Reproduce every record exactly as it appears, but not the pictures.

■ ■ ■ ■

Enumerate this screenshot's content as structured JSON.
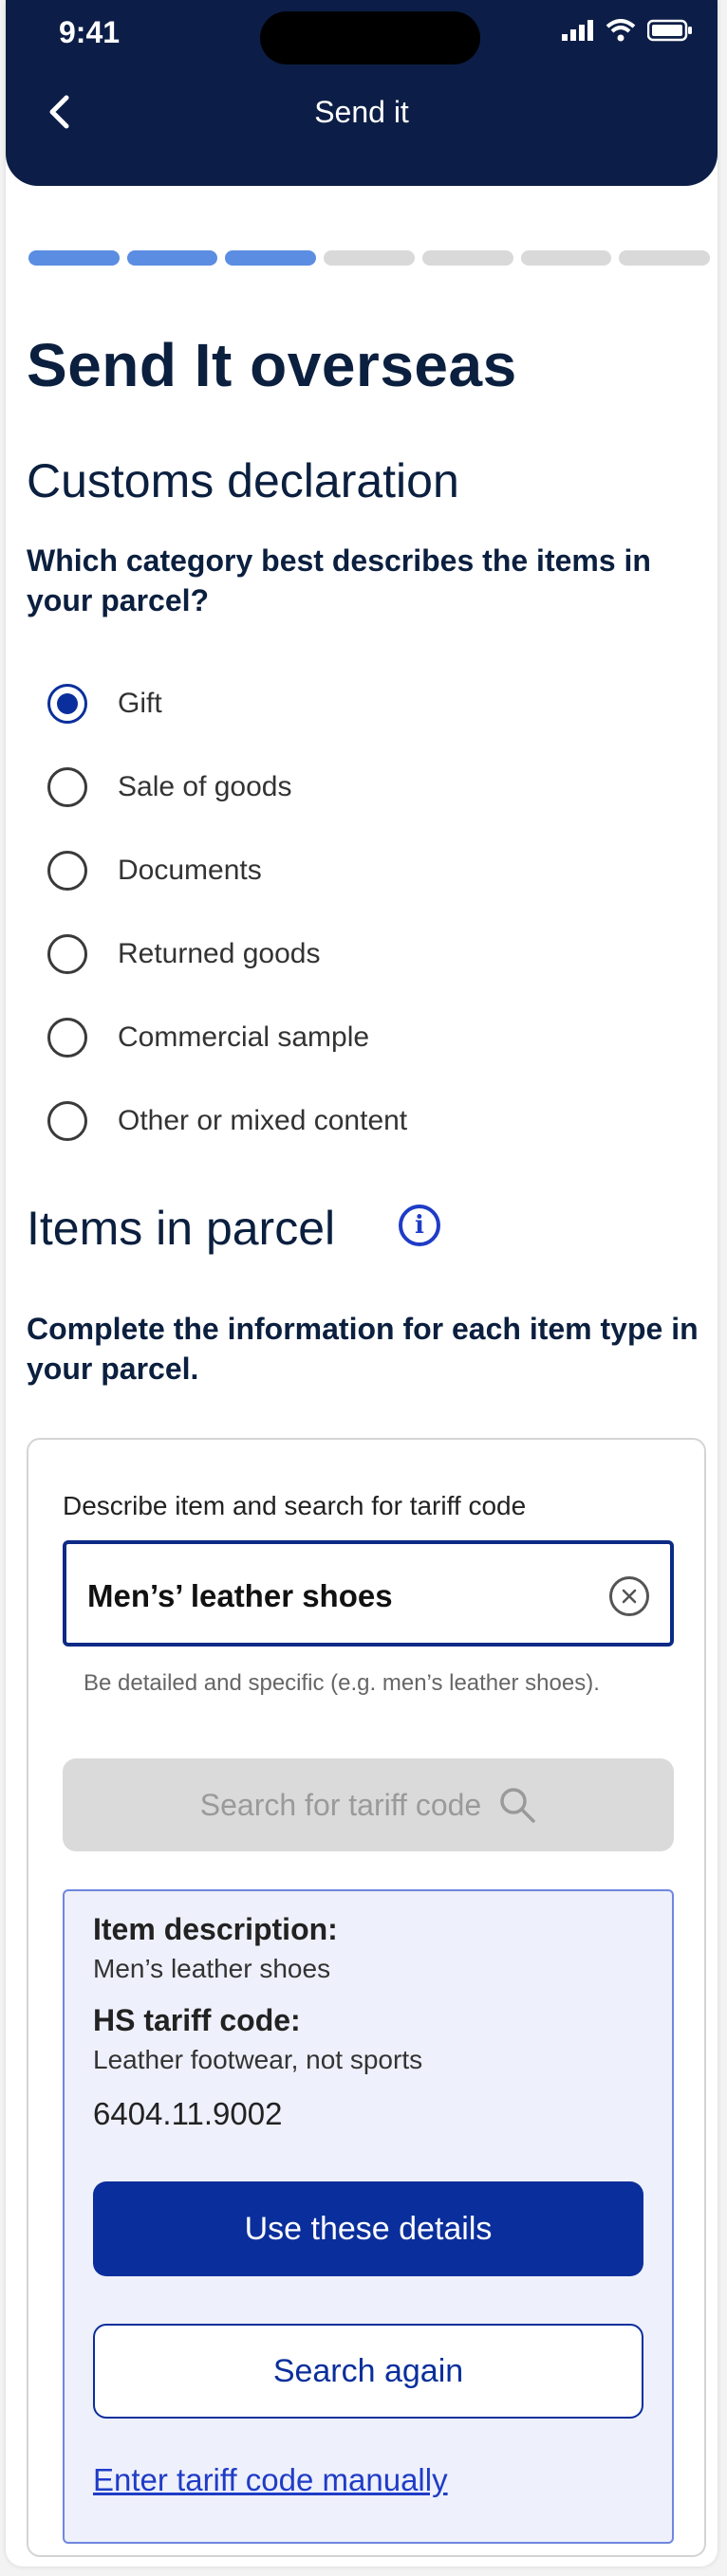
{
  "status_bar": {
    "time": "9:41"
  },
  "header": {
    "title": "Send it"
  },
  "progress": {
    "total_steps": 7,
    "completed_steps": 3
  },
  "page": {
    "title": "Send It overseas",
    "section1_title": "Customs declaration",
    "question": "Which category best describes the items in your parcel?",
    "categories": [
      {
        "label": "Gift",
        "selected": true
      },
      {
        "label": "Sale of goods",
        "selected": false
      },
      {
        "label": "Documents",
        "selected": false
      },
      {
        "label": "Returned goods",
        "selected": false
      },
      {
        "label": "Commercial sample",
        "selected": false
      },
      {
        "label": "Other or mixed content",
        "selected": false
      }
    ],
    "section2_title": "Items in parcel",
    "instructions": "Complete the information for each item type in your parcel."
  },
  "item_card": {
    "field_label": "Describe item and search for tariff code",
    "input_value": "Men’s’ leather shoes",
    "hint": "Be detailed and specific (e.g. men’s leather shoes).",
    "search_button": "Search for tariff code",
    "result": {
      "description_label": "Item description:",
      "description_value": "Men’s leather shoes",
      "tariff_label": "HS tariff code:",
      "tariff_desc": "Leather footwear, not sports",
      "tariff_code": "6404.11.9002",
      "use_button": "Use these details",
      "search_again_button": "Search again",
      "manual_link": "Enter tariff code manually"
    }
  },
  "colors": {
    "header_bg": "#0c1e47",
    "primary": "#0a2f9c",
    "progress_active": "#5b8de2",
    "progress_inactive": "#d9d9d9",
    "result_bg": "#eef0fb"
  }
}
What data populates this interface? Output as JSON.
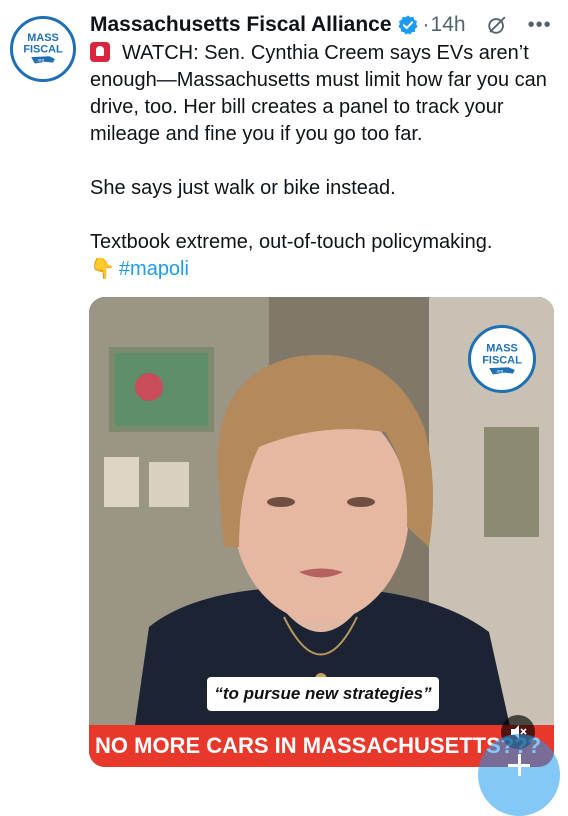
{
  "post": {
    "author": "Massachusetts Fiscal Alliance",
    "time": "14h",
    "separator": "·",
    "icons": {
      "avatar": "mass-fiscal-logo",
      "verified": "verified-badge-icon",
      "grok": "grok-icon",
      "more": "more-options-icon",
      "alert": "siren-emoji",
      "pointer": "backhand-index-pointing-down-emoji"
    }
  },
  "tweet": {
    "line1": "WATCH: Sen. Cynthia Creem says EVs aren’t enough—Massachusetts must limit how far you can drive, too. Her bill creates a panel to track your mileage and fine you if you go too far.",
    "line2": "She says just walk or bike instead.",
    "line3": "Textbook extreme, out-of-touch policymaking.",
    "hashtag": "#mapoli"
  },
  "media": {
    "logo_text_top": "MASS",
    "logo_text_bottom": "FISCAL",
    "logo_org": ".org",
    "caption": "“to pursue new strategies”",
    "banner": "NO MORE CARS IN MASSACHUSETTS???"
  },
  "colors": {
    "link": "#1d9bf0",
    "banner": "#e8372b",
    "brand": "#1f6fb6"
  }
}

■ ■ ■ ■

**Correct output:**
Enumerate this screenshot's content as structured JSON.
{
  "status_bar": {
    "time": "9:41"
  },
  "header": {
    "title": "Send it"
  },
  "progress": {
    "total_steps": 7,
    "completed_steps": 3
  },
  "page": {
    "title": "Send It overseas",
    "section1_title": "Customs declaration",
    "question": "Which category best describes the items in your parcel?",
    "categories": [
      {
        "label": "Gift",
        "selected": true
      },
      {
        "label": "Sale of goods",
        "selected": false
      },
      {
        "label": "Documents",
        "selected": false
      },
      {
        "label": "Returned goods",
        "selected": false
      },
      {
        "label": "Commercial sample",
        "selected": false
      },
      {
        "label": "Other or mixed content",
        "selected": false
      }
    ],
    "section2_title": "Items in parcel",
    "instructions": "Complete the information for each item type in your parcel."
  },
  "item_card": {
    "field_label": "Describe item and search for tariff code",
    "input_value": "Men’s’ leather shoes",
    "hint": "Be detailed and specific (e.g. men’s leather shoes).",
    "search_button": "Search for tariff code",
    "result": {
      "description_label": "Item description:",
      "description_value": "Men’s leather shoes",
      "tariff_label": "HS tariff code:",
      "tariff_desc": "Leather footwear, not sports",
      "tariff_code": "6404.11.9002",
      "use_button": "Use these details",
      "search_again_button": "Search again",
      "manual_link": "Enter tariff code manually"
    }
  },
  "colors": {
    "header_bg": "#0c1e47",
    "primary": "#0a2f9c",
    "progress_active": "#5b8de2",
    "progress_inactive": "#d9d9d9",
    "result_bg": "#eef0fb"
  }
}
What data populates this interface? Output as JSON.
{
  "post": {
    "author": "Massachusetts Fiscal Alliance",
    "time": "14h",
    "separator": "·",
    "icons": {
      "avatar": "mass-fiscal-logo",
      "verified": "verified-badge-icon",
      "grok": "grok-icon",
      "more": "more-options-icon",
      "alert": "siren-emoji",
      "pointer": "backhand-index-pointing-down-emoji"
    }
  },
  "tweet": {
    "line1": "WATCH: Sen. Cynthia Creem says EVs aren’t enough—Massachusetts must limit how far you can drive, too. Her bill creates a panel to track your mileage and fine you if you go too far.",
    "line2": "She says just walk or bike instead.",
    "line3": "Textbook extreme, out-of-touch policymaking.",
    "hashtag": "#mapoli"
  },
  "media": {
    "logo_text_top": "MASS",
    "logo_text_bottom": "FISCAL",
    "logo_org": ".org",
    "caption": "“to pursue new strategies”",
    "banner": "NO MORE CARS IN MASSACHUSETTS???"
  },
  "colors": {
    "link": "#1d9bf0",
    "banner": "#e8372b",
    "brand": "#1f6fb6"
  }
}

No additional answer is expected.